◆ **EXERCISE INSTRUCTIONS**:
The answer should be a single number: how many lines of the entries below hold the word "Temp".

◆ **RECORDS FOR THE EXERCISE**:

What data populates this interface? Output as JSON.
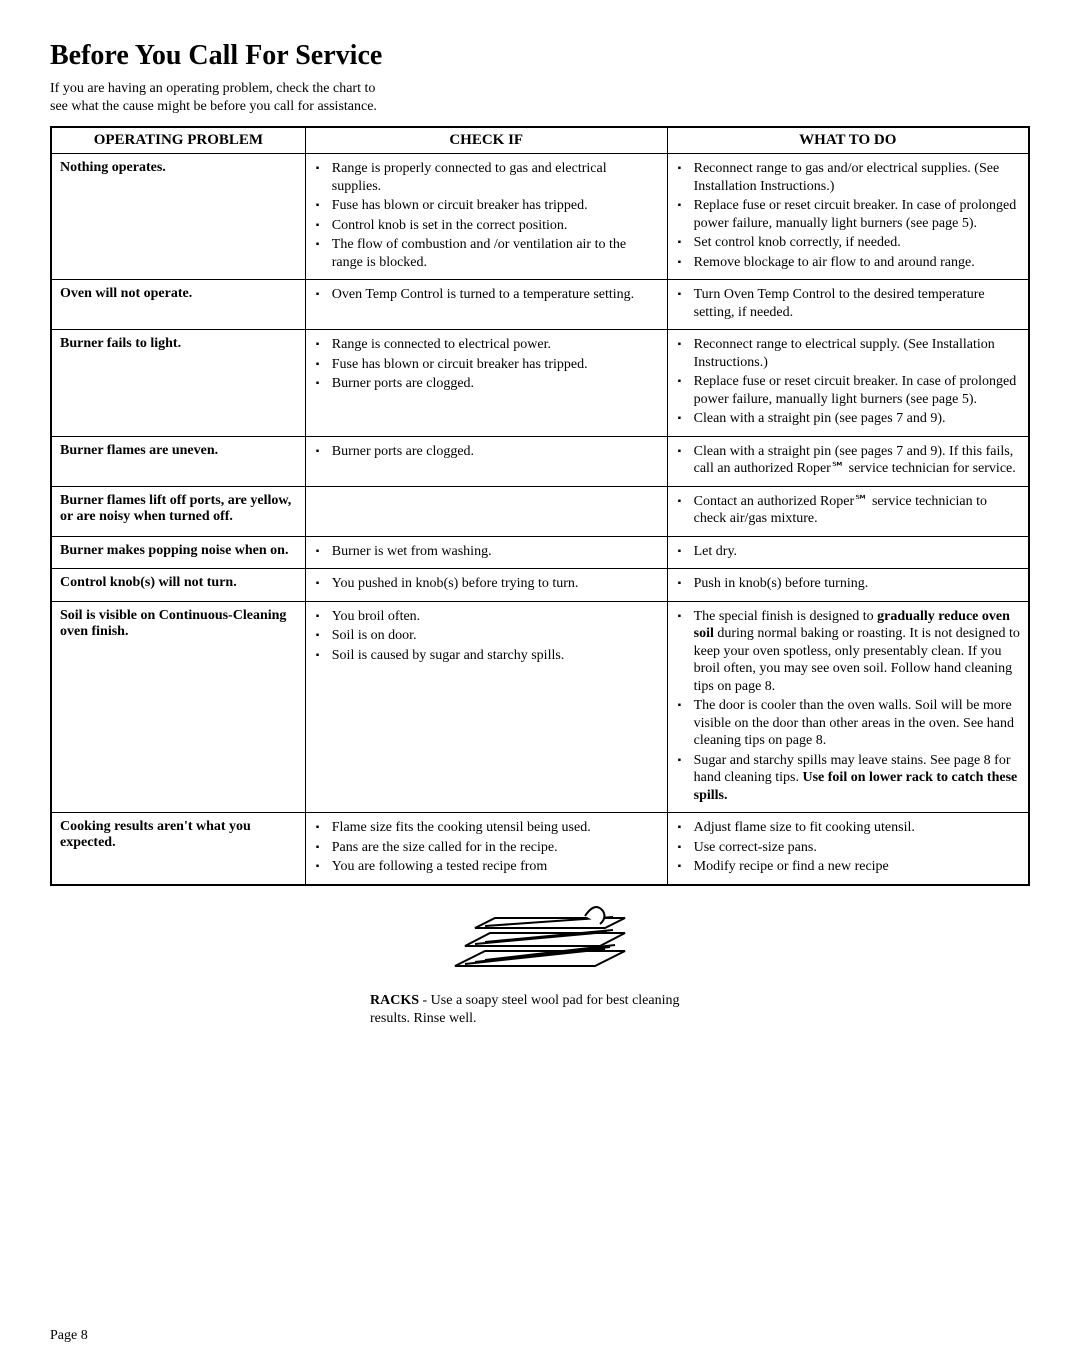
{
  "title": "Before You Call For Service",
  "intro": "If you are having an operating problem, check the chart to see what the cause might be before you call for assistance.",
  "headers": [
    "OPERATING PROBLEM",
    "CHECK IF",
    "WHAT TO DO"
  ],
  "rows": [
    {
      "problem": "Nothing operates.",
      "check": [
        "Range is properly connected to gas and electrical supplies.",
        "Fuse has blown or circuit breaker has tripped.",
        "Control knob is set in the correct position.",
        "The flow of combustion and /or ventilation air to the range is blocked."
      ],
      "action": [
        "Reconnect range to gas and/or electrical supplies. (See Installation Instructions.)",
        "Replace fuse or reset circuit breaker. In case of prolonged power failure, manually light burners (see page 5).",
        "Set control knob correctly, if needed.",
        "Remove blockage to air flow to and around range."
      ]
    },
    {
      "problem": "Oven will not operate.",
      "check": [
        "Oven Temp Control is turned to a temperature setting."
      ],
      "action": [
        "Turn Oven Temp Control to the desired temperature setting, if needed."
      ]
    },
    {
      "problem": "Burner fails to light.",
      "check": [
        "Range is connected to electrical power.",
        "Fuse has blown or circuit breaker has tripped.",
        "Burner ports are clogged."
      ],
      "action": [
        "Reconnect range to electrical supply. (See Installation Instructions.)",
        "Replace fuse or reset circuit breaker. In case of prolonged power failure, manually light burners (see page 5).",
        "Clean with a straight pin (see pages 7 and 9)."
      ]
    },
    {
      "problem": "Burner flames are uneven.",
      "check": [
        "Burner ports are clogged."
      ],
      "action": [
        "Clean with a straight pin (see pages 7 and 9). If this fails, call an authorized Roper℠ service technician for service."
      ]
    },
    {
      "problem": "Burner flames lift off ports, are yellow, or are noisy when turned off.",
      "check": [],
      "action": [
        "Contact an authorized Roper℠ service technician to check air/gas mixture."
      ]
    },
    {
      "problem": "Burner makes popping noise when on.",
      "check": [
        "Burner is wet from washing."
      ],
      "action": [
        "Let dry."
      ]
    },
    {
      "problem": "Control knob(s) will not turn.",
      "check": [
        "You pushed in knob(s) before trying to turn."
      ],
      "action": [
        "Push in knob(s) before turning."
      ]
    },
    {
      "problem": "Soil is visible on Continuous-Cleaning oven finish.",
      "check": [
        "You broil often.",
        "Soil is on door.",
        "Soil is caused by sugar and starchy spills."
      ],
      "action": [
        "The special finish is designed to <b>gradually reduce oven soil</b> during normal baking or roasting. It is not designed to keep your oven spotless, only presentably clean. If you broil often, you may see oven soil. Follow hand cleaning tips on page 8.",
        "The door is cooler than the oven walls. Soil will be more visible on the door than other areas in the oven. See hand cleaning tips on page 8.",
        "Sugar and starchy spills may leave stains. See page 8 for hand cleaning tips. <b>Use foil on lower rack to catch these spills.</b>"
      ]
    },
    {
      "problem": "Cooking results aren't what you expected.",
      "check": [
        "Flame size fits the cooking utensil being used.",
        "Pans are the size called for in the recipe.",
        "You are following a tested recipe from"
      ],
      "action": [
        "Adjust flame size to fit cooking utensil.",
        "Use correct-size pans.",
        "Modify recipe or find a new recipe"
      ]
    }
  ],
  "racks_caption": "<b>RACKS</b> - Use a soapy steel wool pad for best cleaning results. Rinse well.",
  "page": "Page 8"
}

◆ **RESPONSE**:
2